**Data records**
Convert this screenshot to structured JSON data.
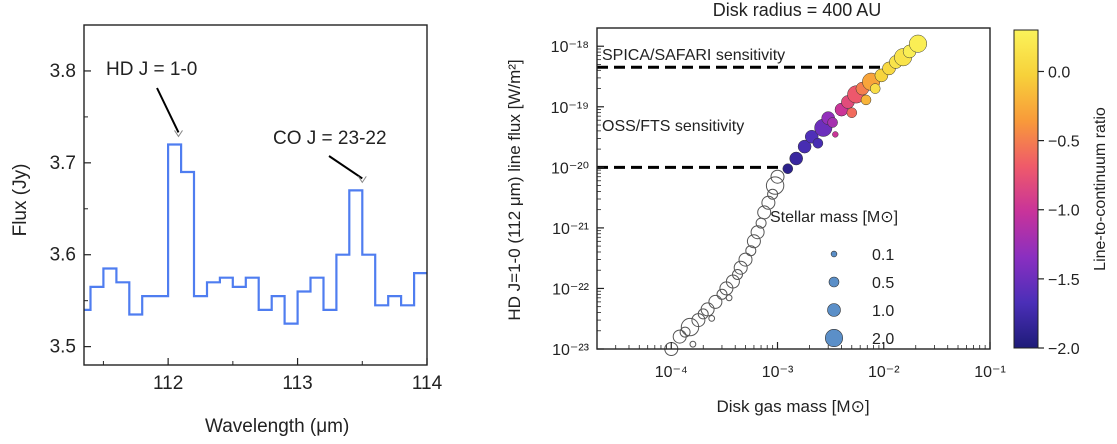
{
  "colors": {
    "spectrum_line": "#4f7df0",
    "axis": "#222222",
    "threshold_line": "#000000",
    "open_marker": "#555555",
    "colormap": [
      "#1e1b78",
      "#4b2fb8",
      "#8a2fc0",
      "#c8339a",
      "#ef5a6a",
      "#f89a3a",
      "#f7d13a",
      "#fbf35a"
    ]
  },
  "chart_data": [
    {
      "type": "line",
      "title": "",
      "xlabel": "Wavelength (μm)",
      "ylabel": "Flux (Jy)",
      "xlim": [
        111.35,
        114.0
      ],
      "ylim": [
        3.48,
        3.85
      ],
      "xticks": [
        "112",
        "113",
        "114"
      ],
      "yticks": [
        "3.5",
        "3.6",
        "3.7",
        "3.8"
      ],
      "x": [
        111.35,
        111.45,
        111.55,
        111.65,
        111.75,
        111.85,
        111.95,
        112.05,
        112.15,
        112.25,
        112.35,
        112.45,
        112.55,
        112.65,
        112.75,
        112.85,
        112.95,
        113.05,
        113.15,
        113.25,
        113.35,
        113.45,
        113.55,
        113.65,
        113.75,
        113.85,
        113.95
      ],
      "y": [
        3.54,
        3.565,
        3.585,
        3.57,
        3.535,
        3.555,
        3.555,
        3.72,
        3.69,
        3.555,
        3.57,
        3.575,
        3.565,
        3.575,
        3.54,
        3.555,
        3.525,
        3.56,
        3.575,
        3.54,
        3.6,
        3.67,
        3.6,
        3.545,
        3.555,
        3.545,
        3.58
      ],
      "annotations": [
        {
          "text": "HD J = 1-0",
          "x": 112.08,
          "y": 3.72
        },
        {
          "text": "CO J = 23-22",
          "x": 113.5,
          "y": 3.67
        }
      ]
    },
    {
      "type": "scatter",
      "title": "Disk radius = 400 AU",
      "xlabel": "Disk gas mass [M⊙]",
      "ylabel": "HD J=1-0 (112 μm) line flux [W/m²]",
      "x_scale": "log",
      "y_scale": "log",
      "xlim": [
        2e-05,
        0.1
      ],
      "ylim": [
        1e-23,
        2e-18
      ],
      "xticks": [
        "10⁻⁴",
        "10⁻³",
        "10⁻²",
        "10⁻¹"
      ],
      "yticks": [
        "10⁻¹⁸",
        "10⁻¹⁹",
        "10⁻²⁰",
        "10⁻²¹",
        "10⁻²²",
        "10⁻²³"
      ],
      "thresholds": [
        {
          "label": "SPICA/SAFARI sensitivity",
          "flux": 4.5e-19,
          "x_end": 0.013
        },
        {
          "label": "OSS/FTS sensitivity",
          "flux": 1e-20,
          "x_end": 0.0013
        }
      ],
      "size_legend": {
        "title": "Stellar mass [M⊙]",
        "entries": [
          {
            "label": "0.1",
            "mass": 0.1
          },
          {
            "label": "0.5",
            "mass": 0.5
          },
          {
            "label": "1.0",
            "mass": 1.0
          },
          {
            "label": "2.0",
            "mass": 2.0
          }
        ]
      },
      "colorbar": {
        "label": "Line-to-continuum ratio",
        "range": [
          -2.0,
          0.3
        ],
        "ticks": [
          "0.0",
          "−0.5",
          "−1.0",
          "−1.5",
          "−2.0"
        ]
      },
      "points": [
        {
          "x": 0.0001,
          "y": 1e-23,
          "m": 1.0,
          "c": null
        },
        {
          "x": 0.00012,
          "y": 1.6e-23,
          "m": 1.0,
          "c": null
        },
        {
          "x": 0.000135,
          "y": 1.9e-23,
          "m": 0.5,
          "c": null
        },
        {
          "x": 0.00015,
          "y": 2.3e-23,
          "m": 2.0,
          "c": null
        },
        {
          "x": 0.00016,
          "y": 1.2e-23,
          "m": 0.1,
          "c": null
        },
        {
          "x": 0.00018,
          "y": 3e-23,
          "m": 1.0,
          "c": null
        },
        {
          "x": 0.0002,
          "y": 3.8e-23,
          "m": 0.5,
          "c": null
        },
        {
          "x": 0.00022,
          "y": 4.5e-23,
          "m": 1.0,
          "c": null
        },
        {
          "x": 0.00024,
          "y": 3.2e-23,
          "m": 0.1,
          "c": null
        },
        {
          "x": 0.00026,
          "y": 6e-23,
          "m": 1.0,
          "c": null
        },
        {
          "x": 0.0003,
          "y": 8e-23,
          "m": 0.5,
          "c": null
        },
        {
          "x": 0.00033,
          "y": 1e-22,
          "m": 1.0,
          "c": null
        },
        {
          "x": 0.00035,
          "y": 7e-23,
          "m": 0.1,
          "c": null
        },
        {
          "x": 0.00038,
          "y": 1.3e-22,
          "m": 1.0,
          "c": null
        },
        {
          "x": 0.00042,
          "y": 1.7e-22,
          "m": 0.5,
          "c": null
        },
        {
          "x": 0.00045,
          "y": 2.2e-22,
          "m": 1.0,
          "c": null
        },
        {
          "x": 0.0005,
          "y": 3e-22,
          "m": 1.0,
          "c": null
        },
        {
          "x": 0.00056,
          "y": 4.2e-22,
          "m": 0.5,
          "c": null
        },
        {
          "x": 0.0006,
          "y": 6e-22,
          "m": 1.0,
          "c": null
        },
        {
          "x": 0.00065,
          "y": 8.5e-22,
          "m": 1.0,
          "c": null
        },
        {
          "x": 0.0007,
          "y": 1.2e-21,
          "m": 0.5,
          "c": null
        },
        {
          "x": 0.00075,
          "y": 1.8e-21,
          "m": 1.0,
          "c": null
        },
        {
          "x": 0.00082,
          "y": 2.6e-21,
          "m": 1.0,
          "c": null
        },
        {
          "x": 0.0009,
          "y": 3.6e-21,
          "m": 0.5,
          "c": null
        },
        {
          "x": 0.00095,
          "y": 5e-21,
          "m": 2.0,
          "c": null
        },
        {
          "x": 0.001,
          "y": 7e-21,
          "m": 1.0,
          "c": null
        },
        {
          "x": 0.00125,
          "y": 9.5e-21,
          "m": 0.5,
          "c": -1.9
        },
        {
          "x": 0.0015,
          "y": 1.4e-20,
          "m": 1.0,
          "c": -1.8
        },
        {
          "x": 0.0018,
          "y": 2.2e-20,
          "m": 1.0,
          "c": -1.7
        },
        {
          "x": 0.0021,
          "y": 3.2e-20,
          "m": 1.0,
          "c": -1.65
        },
        {
          "x": 0.0024,
          "y": 2.5e-20,
          "m": 0.5,
          "c": -1.7
        },
        {
          "x": 0.0027,
          "y": 4.5e-20,
          "m": 2.0,
          "c": -1.5
        },
        {
          "x": 0.003,
          "y": 6.5e-20,
          "m": 1.0,
          "c": -1.3
        },
        {
          "x": 0.0033,
          "y": 5.5e-20,
          "m": 0.5,
          "c": -1.2
        },
        {
          "x": 0.0035,
          "y": 3.5e-20,
          "m": 0.1,
          "c": -1.0
        },
        {
          "x": 0.004,
          "y": 9e-20,
          "m": 1.0,
          "c": -1.0
        },
        {
          "x": 0.0046,
          "y": 1.2e-19,
          "m": 1.0,
          "c": -0.8
        },
        {
          "x": 0.005,
          "y": 8e-20,
          "m": 0.5,
          "c": -0.6
        },
        {
          "x": 0.0055,
          "y": 1.6e-19,
          "m": 2.0,
          "c": -0.7
        },
        {
          "x": 0.0063,
          "y": 2e-19,
          "m": 1.0,
          "c": -0.5
        },
        {
          "x": 0.0068,
          "y": 1.3e-19,
          "m": 0.5,
          "c": -0.2
        },
        {
          "x": 0.0076,
          "y": 2.6e-19,
          "m": 2.0,
          "c": -0.3
        },
        {
          "x": 0.0083,
          "y": 2e-19,
          "m": 0.5,
          "c": 0.1
        },
        {
          "x": 0.0095,
          "y": 3.3e-19,
          "m": 1.0,
          "c": 0.0
        },
        {
          "x": 0.0112,
          "y": 4.3e-19,
          "m": 1.0,
          "c": 0.05
        },
        {
          "x": 0.013,
          "y": 5.5e-19,
          "m": 1.0,
          "c": 0.15
        },
        {
          "x": 0.0152,
          "y": 6.6e-19,
          "m": 2.0,
          "c": 0.15
        },
        {
          "x": 0.0175,
          "y": 8.2e-19,
          "m": 1.0,
          "c": 0.25
        },
        {
          "x": 0.021,
          "y": 1.1e-18,
          "m": 2.0,
          "c": 0.25
        }
      ]
    }
  ]
}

**Task requirements**
Pull out every line of the entries that includes the word "xlabel".

**Solution for this problem**
      "xlabel": "Wavelength (μm)",
      "xlabel": "Disk gas mass [M⊙]",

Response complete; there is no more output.